== DATA PROVIDED ==

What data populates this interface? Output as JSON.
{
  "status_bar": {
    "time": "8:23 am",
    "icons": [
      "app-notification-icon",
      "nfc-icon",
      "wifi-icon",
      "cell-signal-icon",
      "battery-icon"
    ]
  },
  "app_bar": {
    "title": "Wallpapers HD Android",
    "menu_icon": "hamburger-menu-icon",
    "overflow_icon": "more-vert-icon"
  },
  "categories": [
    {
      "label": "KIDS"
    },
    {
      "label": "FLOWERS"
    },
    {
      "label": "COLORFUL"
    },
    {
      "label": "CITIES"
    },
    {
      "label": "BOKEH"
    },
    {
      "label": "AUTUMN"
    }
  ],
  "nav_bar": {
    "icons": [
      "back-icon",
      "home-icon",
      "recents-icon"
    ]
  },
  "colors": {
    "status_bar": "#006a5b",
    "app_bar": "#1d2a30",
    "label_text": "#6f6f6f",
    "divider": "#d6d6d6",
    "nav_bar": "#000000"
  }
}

===

■ PROBLEM TO WORK ON ■
Return all of the entries word for word.

■ OUTPUT FOR THIS EXERCISE ■
What data populates this interface? Output as JSON.
{
  "status_bar": {
    "time": "8:23 am",
    "icons": [
      "app-notification-icon",
      "nfc-icon",
      "wifi-icon",
      "cell-signal-icon",
      "battery-icon"
    ]
  },
  "app_bar": {
    "title": "Wallpapers HD Android",
    "menu_icon": "hamburger-menu-icon",
    "overflow_icon": "more-vert-icon"
  },
  "categories": [
    {
      "label": "KIDS"
    },
    {
      "label": "FLOWERS"
    },
    {
      "label": "COLORFUL"
    },
    {
      "label": "CITIES"
    },
    {
      "label": "BOKEH"
    },
    {
      "label": "AUTUMN"
    }
  ],
  "nav_bar": {
    "icons": [
      "back-icon",
      "home-icon",
      "recents-icon"
    ]
  },
  "colors": {
    "status_bar": "#006a5b",
    "app_bar": "#1d2a30",
    "label_text": "#6f6f6f",
    "divider": "#d6d6d6",
    "nav_bar": "#000000"
  }
}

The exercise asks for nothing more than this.